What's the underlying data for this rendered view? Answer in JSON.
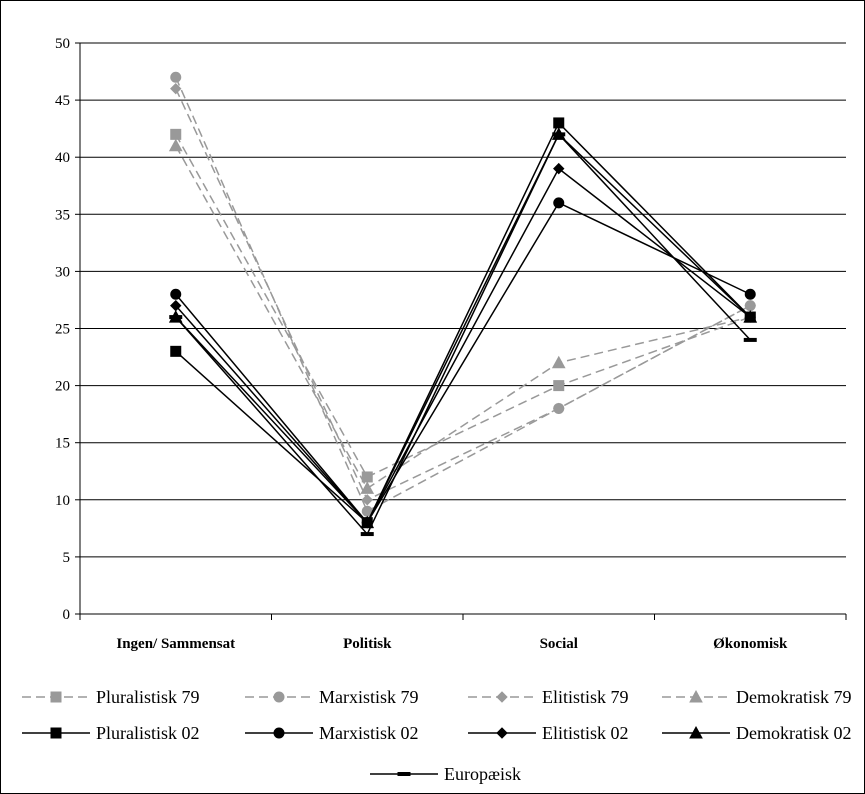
{
  "chart_data": {
    "type": "line",
    "categories": [
      "Ingen/ Sammensat",
      "Politisk",
      "Social",
      "Økonomisk"
    ],
    "ylim": [
      0,
      50
    ],
    "yticks": [
      0,
      5,
      10,
      15,
      20,
      25,
      30,
      35,
      40,
      45,
      50
    ],
    "grid": true,
    "legend_position": "bottom",
    "series": [
      {
        "name": "Pluralistisk 79",
        "values": [
          42,
          12,
          20,
          26
        ],
        "style": "dashed",
        "color": "#999999",
        "marker": "square"
      },
      {
        "name": "Marxistisk 79",
        "values": [
          47,
          9,
          18,
          27
        ],
        "style": "dashed",
        "color": "#999999",
        "marker": "circle"
      },
      {
        "name": "Elitistisk 79",
        "values": [
          46,
          10,
          18,
          27
        ],
        "style": "dashed",
        "color": "#999999",
        "marker": "diamond"
      },
      {
        "name": "Demokratisk 79",
        "values": [
          41,
          11,
          22,
          26
        ],
        "style": "dashed",
        "color": "#999999",
        "marker": "triangle"
      },
      {
        "name": "Pluralistisk 02",
        "values": [
          23,
          8,
          43,
          26
        ],
        "style": "solid",
        "color": "#000000",
        "marker": "square"
      },
      {
        "name": "Marxistisk 02",
        "values": [
          28,
          8,
          36,
          28
        ],
        "style": "solid",
        "color": "#000000",
        "marker": "circle"
      },
      {
        "name": "Elitistisk 02",
        "values": [
          27,
          8,
          39,
          26
        ],
        "style": "solid",
        "color": "#000000",
        "marker": "diamond"
      },
      {
        "name": "Demokratisk 02",
        "values": [
          26,
          8,
          42,
          26
        ],
        "style": "solid",
        "color": "#000000",
        "marker": "triangle"
      },
      {
        "name": "Europæisk",
        "values": [
          26,
          7,
          42,
          24
        ],
        "style": "solid",
        "color": "#000000",
        "marker": "dash"
      }
    ]
  }
}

########

Short problem
Reproduce every entry word for word, but omit the pictures.

Full response
What's the underlying data for this rendered view? Answer in JSON.
{
  "chart_data": {
    "type": "line",
    "categories": [
      "Ingen/ Sammensat",
      "Politisk",
      "Social",
      "Økonomisk"
    ],
    "ylim": [
      0,
      50
    ],
    "yticks": [
      0,
      5,
      10,
      15,
      20,
      25,
      30,
      35,
      40,
      45,
      50
    ],
    "grid": true,
    "legend_position": "bottom",
    "series": [
      {
        "name": "Pluralistisk 79",
        "values": [
          42,
          12,
          20,
          26
        ],
        "style": "dashed",
        "color": "#999999",
        "marker": "square"
      },
      {
        "name": "Marxistisk 79",
        "values": [
          47,
          9,
          18,
          27
        ],
        "style": "dashed",
        "color": "#999999",
        "marker": "circle"
      },
      {
        "name": "Elitistisk 79",
        "values": [
          46,
          10,
          18,
          27
        ],
        "style": "dashed",
        "color": "#999999",
        "marker": "diamond"
      },
      {
        "name": "Demokratisk 79",
        "values": [
          41,
          11,
          22,
          26
        ],
        "style": "dashed",
        "color": "#999999",
        "marker": "triangle"
      },
      {
        "name": "Pluralistisk 02",
        "values": [
          23,
          8,
          43,
          26
        ],
        "style": "solid",
        "color": "#000000",
        "marker": "square"
      },
      {
        "name": "Marxistisk 02",
        "values": [
          28,
          8,
          36,
          28
        ],
        "style": "solid",
        "color": "#000000",
        "marker": "circle"
      },
      {
        "name": "Elitistisk 02",
        "values": [
          27,
          8,
          39,
          26
        ],
        "style": "solid",
        "color": "#000000",
        "marker": "diamond"
      },
      {
        "name": "Demokratisk 02",
        "values": [
          26,
          8,
          42,
          26
        ],
        "style": "solid",
        "color": "#000000",
        "marker": "triangle"
      },
      {
        "name": "Europæisk",
        "values": [
          26,
          7,
          42,
          24
        ],
        "style": "solid",
        "color": "#000000",
        "marker": "dash"
      }
    ]
  }
}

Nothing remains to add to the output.